WORK INSTRUCTION:
Could you please repeat all of the entries exactly as written?

*****

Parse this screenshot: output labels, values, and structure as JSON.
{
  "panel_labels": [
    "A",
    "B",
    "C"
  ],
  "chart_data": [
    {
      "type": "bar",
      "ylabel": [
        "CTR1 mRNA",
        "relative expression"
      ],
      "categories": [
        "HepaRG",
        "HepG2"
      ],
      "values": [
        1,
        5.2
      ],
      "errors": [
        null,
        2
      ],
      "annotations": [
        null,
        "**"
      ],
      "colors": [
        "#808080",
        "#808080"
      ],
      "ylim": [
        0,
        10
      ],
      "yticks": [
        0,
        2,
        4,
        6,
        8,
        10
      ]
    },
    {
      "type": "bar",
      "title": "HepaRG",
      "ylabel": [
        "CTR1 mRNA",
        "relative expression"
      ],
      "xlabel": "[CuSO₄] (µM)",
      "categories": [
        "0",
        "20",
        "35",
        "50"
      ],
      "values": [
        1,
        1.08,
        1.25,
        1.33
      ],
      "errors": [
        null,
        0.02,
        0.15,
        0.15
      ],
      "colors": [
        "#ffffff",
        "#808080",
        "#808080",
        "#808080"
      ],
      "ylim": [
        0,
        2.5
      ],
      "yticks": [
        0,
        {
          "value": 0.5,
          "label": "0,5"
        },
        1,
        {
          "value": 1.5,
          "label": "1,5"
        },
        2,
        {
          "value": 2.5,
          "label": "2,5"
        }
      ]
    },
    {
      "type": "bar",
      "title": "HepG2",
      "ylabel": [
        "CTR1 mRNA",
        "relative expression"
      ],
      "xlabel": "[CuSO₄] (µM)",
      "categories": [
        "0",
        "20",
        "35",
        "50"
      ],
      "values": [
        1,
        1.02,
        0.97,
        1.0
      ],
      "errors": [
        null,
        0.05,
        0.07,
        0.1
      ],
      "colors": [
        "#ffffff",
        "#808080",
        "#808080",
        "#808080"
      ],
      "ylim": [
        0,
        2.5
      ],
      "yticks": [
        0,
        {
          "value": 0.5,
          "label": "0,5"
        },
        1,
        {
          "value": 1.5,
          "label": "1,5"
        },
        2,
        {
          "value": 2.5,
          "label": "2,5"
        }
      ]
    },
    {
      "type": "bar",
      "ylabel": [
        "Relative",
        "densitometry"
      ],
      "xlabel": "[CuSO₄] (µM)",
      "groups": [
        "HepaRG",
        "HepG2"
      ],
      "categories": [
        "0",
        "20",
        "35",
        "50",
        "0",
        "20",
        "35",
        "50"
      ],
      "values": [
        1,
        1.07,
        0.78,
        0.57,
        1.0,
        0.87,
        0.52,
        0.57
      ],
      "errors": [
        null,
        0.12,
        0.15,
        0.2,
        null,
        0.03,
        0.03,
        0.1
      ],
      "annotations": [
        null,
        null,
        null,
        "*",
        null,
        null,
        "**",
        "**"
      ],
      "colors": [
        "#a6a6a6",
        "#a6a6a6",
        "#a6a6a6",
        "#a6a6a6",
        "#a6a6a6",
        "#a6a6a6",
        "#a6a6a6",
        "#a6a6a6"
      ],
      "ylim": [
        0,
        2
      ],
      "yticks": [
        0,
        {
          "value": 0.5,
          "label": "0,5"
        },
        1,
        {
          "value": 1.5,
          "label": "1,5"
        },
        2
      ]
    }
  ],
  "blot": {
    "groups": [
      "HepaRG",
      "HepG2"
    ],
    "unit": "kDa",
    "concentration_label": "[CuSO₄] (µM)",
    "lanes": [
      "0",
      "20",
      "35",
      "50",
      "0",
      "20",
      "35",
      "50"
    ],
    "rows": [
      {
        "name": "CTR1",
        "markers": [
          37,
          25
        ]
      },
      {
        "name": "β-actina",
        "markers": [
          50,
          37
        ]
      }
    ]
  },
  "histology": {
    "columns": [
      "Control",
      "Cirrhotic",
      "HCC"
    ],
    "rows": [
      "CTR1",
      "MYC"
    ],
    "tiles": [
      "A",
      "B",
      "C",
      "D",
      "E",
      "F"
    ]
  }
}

*****

TASK SOLUTION:
Parse this screenshot: output labels, values, and structure as JSON.
{
  "panel_labels": [
    "A",
    "B",
    "C"
  ],
  "chart_data": [
    {
      "type": "bar",
      "ylabel": [
        "CTR1 mRNA",
        "relative expression"
      ],
      "categories": [
        "HepaRG",
        "HepG2"
      ],
      "values": [
        1,
        5.2
      ],
      "errors": [
        null,
        2
      ],
      "annotations": [
        null,
        "**"
      ],
      "colors": [
        "#808080",
        "#808080"
      ],
      "ylim": [
        0,
        10
      ],
      "yticks": [
        0,
        2,
        4,
        6,
        8,
        10
      ]
    },
    {
      "type": "bar",
      "title": "HepaRG",
      "ylabel": [
        "CTR1 mRNA",
        "relative expression"
      ],
      "xlabel": "[CuSO₄] (µM)",
      "categories": [
        "0",
        "20",
        "35",
        "50"
      ],
      "values": [
        1,
        1.08,
        1.25,
        1.33
      ],
      "errors": [
        null,
        0.02,
        0.15,
        0.15
      ],
      "colors": [
        "#ffffff",
        "#808080",
        "#808080",
        "#808080"
      ],
      "ylim": [
        0,
        2.5
      ],
      "yticks": [
        0,
        {
          "value": 0.5,
          "label": "0,5"
        },
        1,
        {
          "value": 1.5,
          "label": "1,5"
        },
        2,
        {
          "value": 2.5,
          "label": "2,5"
        }
      ]
    },
    {
      "type": "bar",
      "title": "HepG2",
      "ylabel": [
        "CTR1 mRNA",
        "relative expression"
      ],
      "xlabel": "[CuSO₄] (µM)",
      "categories": [
        "0",
        "20",
        "35",
        "50"
      ],
      "values": [
        1,
        1.02,
        0.97,
        1.0
      ],
      "errors": [
        null,
        0.05,
        0.07,
        0.1
      ],
      "colors": [
        "#ffffff",
        "#808080",
        "#808080",
        "#808080"
      ],
      "ylim": [
        0,
        2.5
      ],
      "yticks": [
        0,
        {
          "value": 0.5,
          "label": "0,5"
        },
        1,
        {
          "value": 1.5,
          "label": "1,5"
        },
        2,
        {
          "value": 2.5,
          "label": "2,5"
        }
      ]
    },
    {
      "type": "bar",
      "ylabel": [
        "Relative",
        "densitometry"
      ],
      "xlabel": "[CuSO₄] (µM)",
      "groups": [
        "HepaRG",
        "HepG2"
      ],
      "categories": [
        "0",
        "20",
        "35",
        "50",
        "0",
        "20",
        "35",
        "50"
      ],
      "values": [
        1,
        1.07,
        0.78,
        0.57,
        1.0,
        0.87,
        0.52,
        0.57
      ],
      "errors": [
        null,
        0.12,
        0.15,
        0.2,
        null,
        0.03,
        0.03,
        0.1
      ],
      "annotations": [
        null,
        null,
        null,
        "*",
        null,
        null,
        "**",
        "**"
      ],
      "colors": [
        "#a6a6a6",
        "#a6a6a6",
        "#a6a6a6",
        "#a6a6a6",
        "#a6a6a6",
        "#a6a6a6",
        "#a6a6a6",
        "#a6a6a6"
      ],
      "ylim": [
        0,
        2
      ],
      "yticks": [
        0,
        {
          "value": 0.5,
          "label": "0,5"
        },
        1,
        {
          "value": 1.5,
          "label": "1,5"
        },
        2
      ]
    }
  ],
  "blot": {
    "groups": [
      "HepaRG",
      "HepG2"
    ],
    "unit": "kDa",
    "concentration_label": "[CuSO₄] (µM)",
    "lanes": [
      "0",
      "20",
      "35",
      "50",
      "0",
      "20",
      "35",
      "50"
    ],
    "rows": [
      {
        "name": "CTR1",
        "markers": [
          37,
          25
        ]
      },
      {
        "name": "β-actina",
        "markers": [
          50,
          37
        ]
      }
    ]
  },
  "histology": {
    "columns": [
      "Control",
      "Cirrhotic",
      "HCC"
    ],
    "rows": [
      "CTR1",
      "MYC"
    ],
    "tiles": [
      "A",
      "B",
      "C",
      "D",
      "E",
      "F"
    ]
  }
}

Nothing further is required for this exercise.